■ TASK REQUIREMENTS
Give the number of lines in the records below that include "Attorneys". Reply with that number alone.

— Start of DATASET RECORDS —

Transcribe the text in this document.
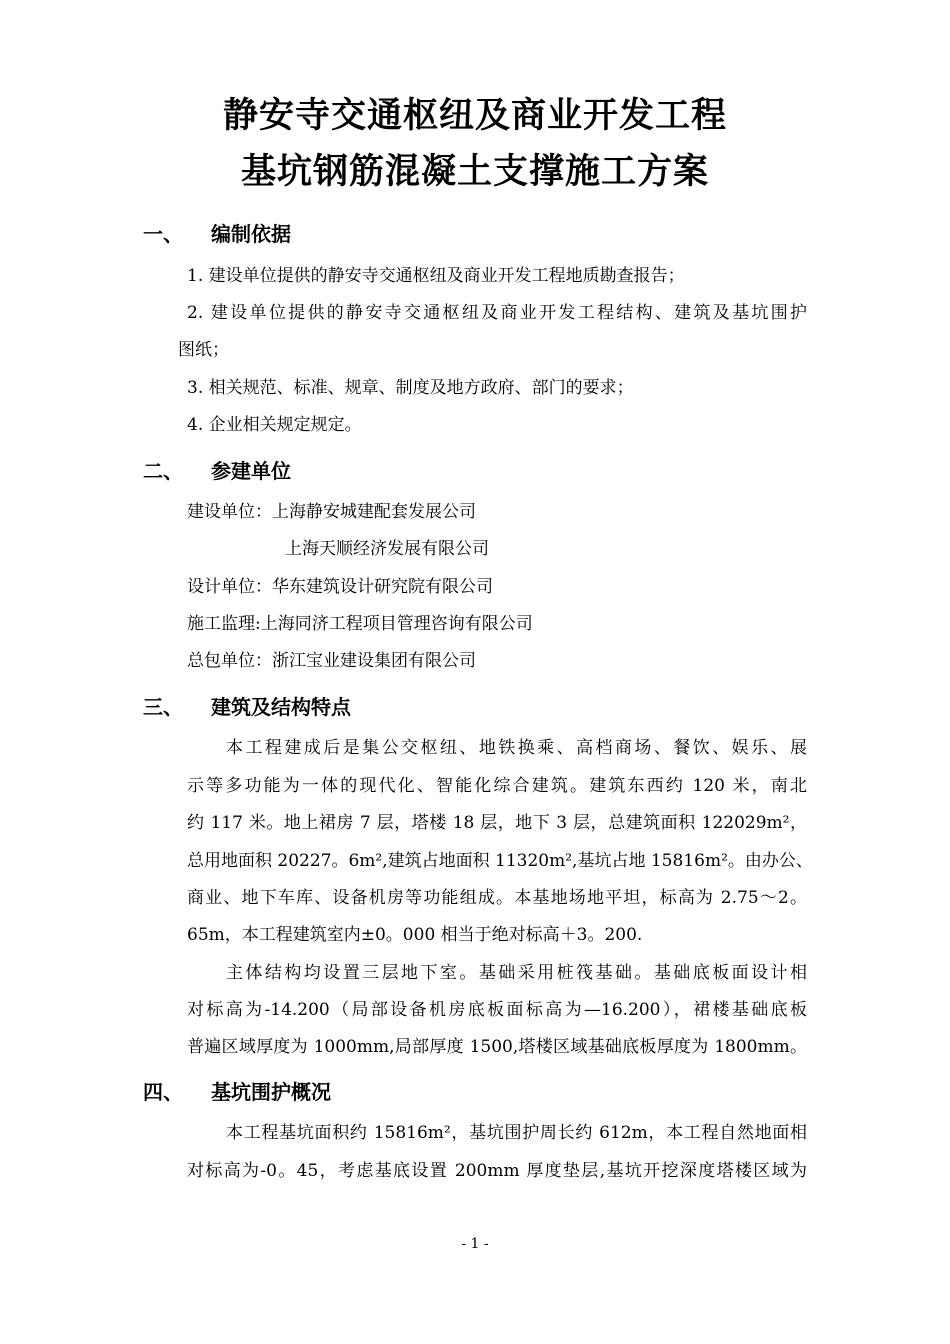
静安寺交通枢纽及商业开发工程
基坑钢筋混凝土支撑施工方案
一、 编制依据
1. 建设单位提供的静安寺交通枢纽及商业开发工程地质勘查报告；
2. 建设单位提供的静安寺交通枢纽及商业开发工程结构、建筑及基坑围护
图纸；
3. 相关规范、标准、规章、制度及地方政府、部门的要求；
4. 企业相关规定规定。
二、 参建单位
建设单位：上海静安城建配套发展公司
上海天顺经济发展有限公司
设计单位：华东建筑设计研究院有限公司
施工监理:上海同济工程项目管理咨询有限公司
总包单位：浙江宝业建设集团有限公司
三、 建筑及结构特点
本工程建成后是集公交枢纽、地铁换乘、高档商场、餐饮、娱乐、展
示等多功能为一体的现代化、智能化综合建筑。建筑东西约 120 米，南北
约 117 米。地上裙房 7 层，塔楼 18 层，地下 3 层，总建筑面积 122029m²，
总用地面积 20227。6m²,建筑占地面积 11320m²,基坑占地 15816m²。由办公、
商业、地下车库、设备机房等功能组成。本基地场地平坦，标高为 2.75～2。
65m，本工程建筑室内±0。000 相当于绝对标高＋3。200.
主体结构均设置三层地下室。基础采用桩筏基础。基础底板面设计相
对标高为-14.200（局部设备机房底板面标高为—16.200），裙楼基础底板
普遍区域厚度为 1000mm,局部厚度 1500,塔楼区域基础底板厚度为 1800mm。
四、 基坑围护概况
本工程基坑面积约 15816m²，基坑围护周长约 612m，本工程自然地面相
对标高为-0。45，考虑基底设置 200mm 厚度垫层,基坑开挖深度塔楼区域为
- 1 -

— End of DATASET RECORDS —
— Start of DATASET RECORDS —

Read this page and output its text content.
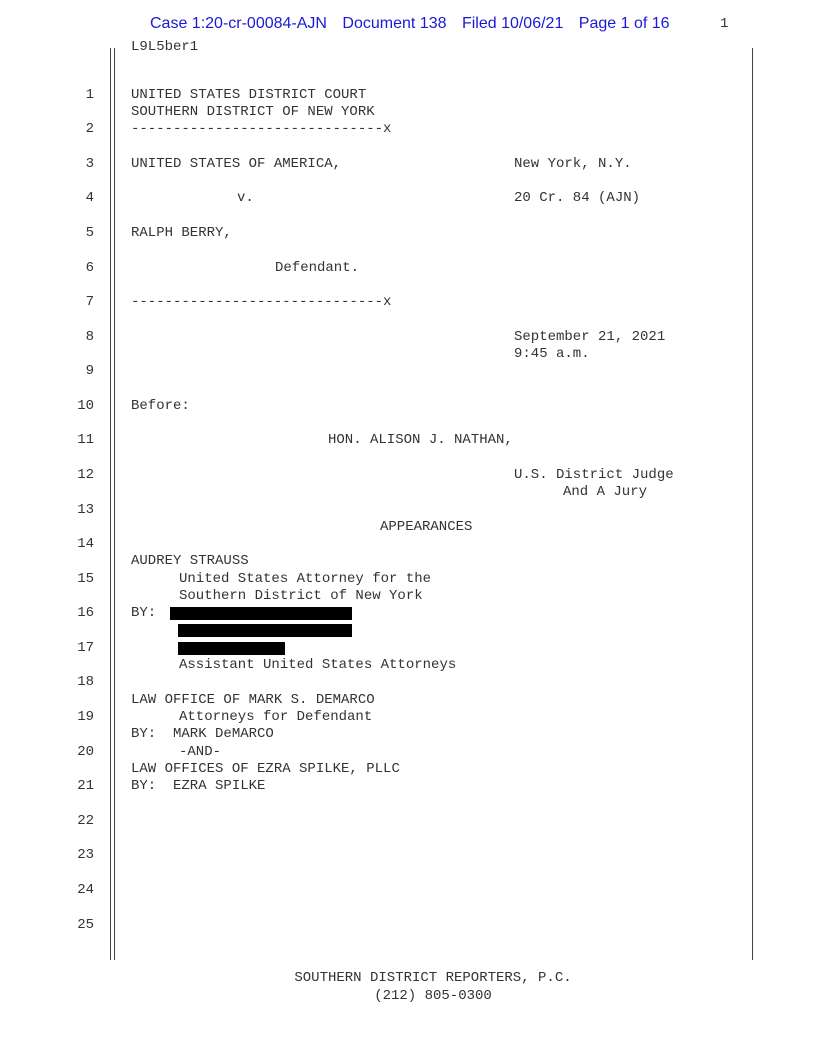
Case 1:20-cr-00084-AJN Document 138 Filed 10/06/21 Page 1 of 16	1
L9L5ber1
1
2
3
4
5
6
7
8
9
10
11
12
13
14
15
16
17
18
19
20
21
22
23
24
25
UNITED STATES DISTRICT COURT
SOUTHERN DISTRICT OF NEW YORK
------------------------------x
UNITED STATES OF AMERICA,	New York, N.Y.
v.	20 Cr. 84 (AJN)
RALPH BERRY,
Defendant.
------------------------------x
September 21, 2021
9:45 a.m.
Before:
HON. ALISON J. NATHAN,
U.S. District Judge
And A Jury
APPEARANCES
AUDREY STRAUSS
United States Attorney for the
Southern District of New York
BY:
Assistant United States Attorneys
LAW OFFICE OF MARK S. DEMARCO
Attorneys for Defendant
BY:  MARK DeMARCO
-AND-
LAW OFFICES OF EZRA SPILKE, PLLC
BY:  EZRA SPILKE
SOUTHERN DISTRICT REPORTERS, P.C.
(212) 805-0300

— End of DATASET RECORDS —

■ THE COMPLETED TASK
2